Items from a data source:
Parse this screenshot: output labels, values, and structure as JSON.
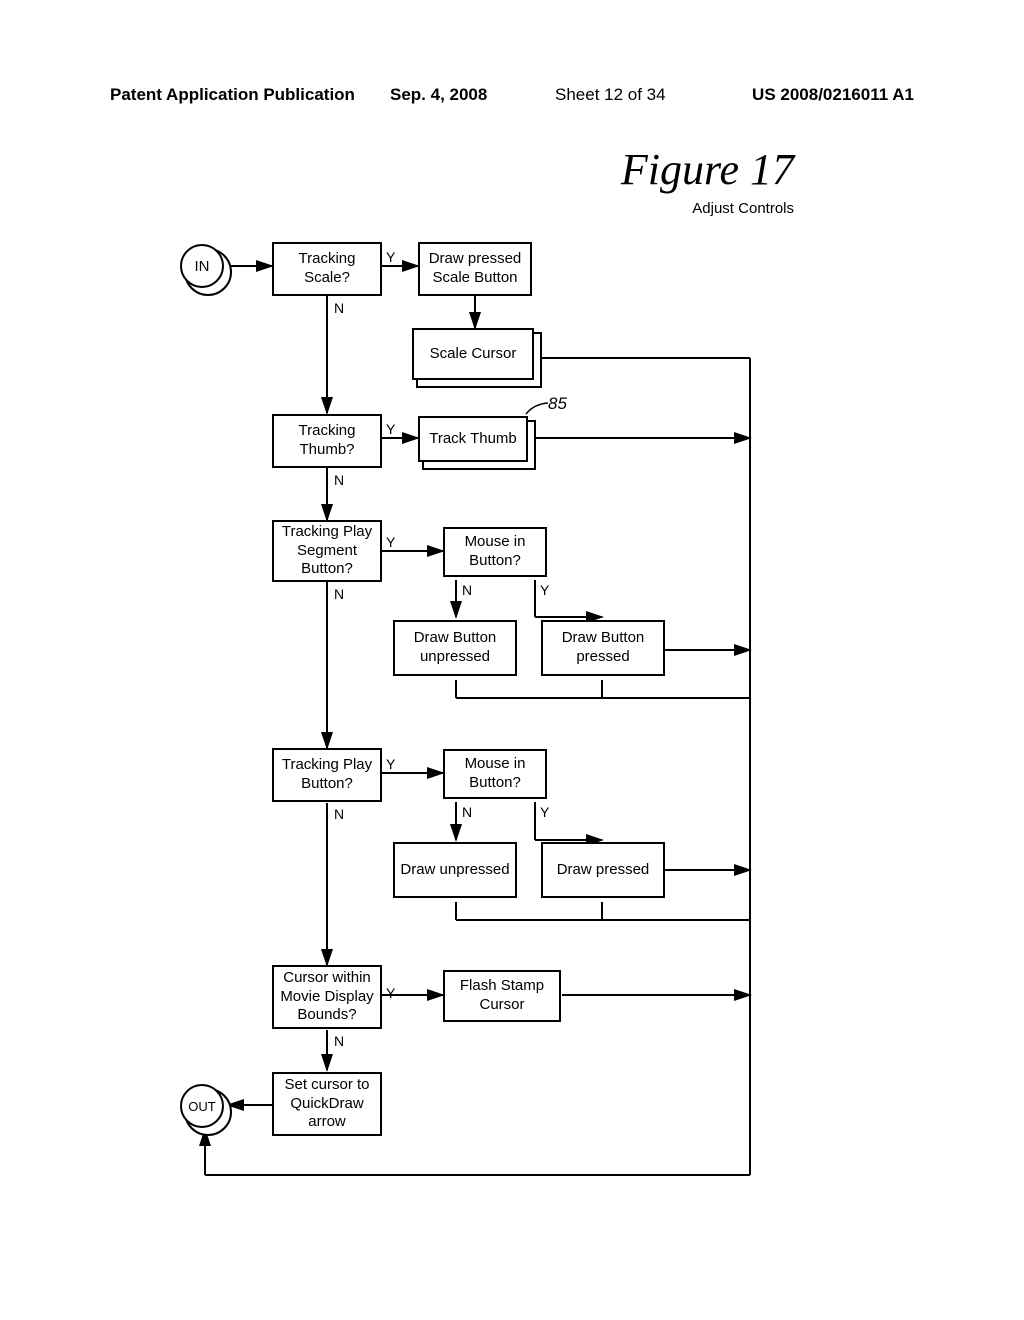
{
  "header": {
    "pub_label": "Patent Application Publication",
    "date": "Sep. 4, 2008",
    "sheet": "Sheet 12 of 34",
    "pubno": "US 2008/0216011 A1"
  },
  "figure": {
    "title": "Figure 17",
    "subtitle": "Adjust Controls"
  },
  "terms": {
    "in": "IN",
    "out": "OUT"
  },
  "boxes": {
    "tracking_scale": "Tracking Scale?",
    "draw_pressed_scale": "Draw pressed Scale Button",
    "scale_cursor": "Scale Cursor",
    "tracking_thumb": "Tracking Thumb?",
    "track_thumb": "Track Thumb",
    "tracking_play_seg": "Tracking Play Segment Button?",
    "mouse_in_button1": "Mouse in Button?",
    "draw_unpressed1": "Draw Button unpressed",
    "draw_pressed1": "Draw Button pressed",
    "tracking_play": "Tracking Play Button?",
    "mouse_in_button2": "Mouse in Button?",
    "draw_unpressed2": "Draw unpressed",
    "draw_pressed2": "Draw pressed",
    "cursor_within": "Cursor within Movie Display Bounds?",
    "flash_stamp": "Flash Stamp Cursor",
    "set_cursor": "Set cursor to QuickDraw arrow"
  },
  "labels": {
    "Y": "Y",
    "N": "N",
    "ref85": "85"
  }
}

▶ **WHAT TO PRODUCE**
Set down the material exactly, every line of it, except for the pictures.

▶ **TASK RESULT**
Parse this screenshot: output labels, values, and structure as JSON.
{
  "header": {
    "pub_label": "Patent Application Publication",
    "date": "Sep. 4, 2008",
    "sheet": "Sheet 12 of 34",
    "pubno": "US 2008/0216011 A1"
  },
  "figure": {
    "title": "Figure 17",
    "subtitle": "Adjust Controls"
  },
  "terms": {
    "in": "IN",
    "out": "OUT"
  },
  "boxes": {
    "tracking_scale": "Tracking Scale?",
    "draw_pressed_scale": "Draw pressed Scale Button",
    "scale_cursor": "Scale Cursor",
    "tracking_thumb": "Tracking Thumb?",
    "track_thumb": "Track Thumb",
    "tracking_play_seg": "Tracking Play Segment Button?",
    "mouse_in_button1": "Mouse in Button?",
    "draw_unpressed1": "Draw Button unpressed",
    "draw_pressed1": "Draw Button pressed",
    "tracking_play": "Tracking Play Button?",
    "mouse_in_button2": "Mouse in Button?",
    "draw_unpressed2": "Draw unpressed",
    "draw_pressed2": "Draw pressed",
    "cursor_within": "Cursor within Movie Display Bounds?",
    "flash_stamp": "Flash Stamp Cursor",
    "set_cursor": "Set cursor to QuickDraw arrow"
  },
  "labels": {
    "Y": "Y",
    "N": "N",
    "ref85": "85"
  }
}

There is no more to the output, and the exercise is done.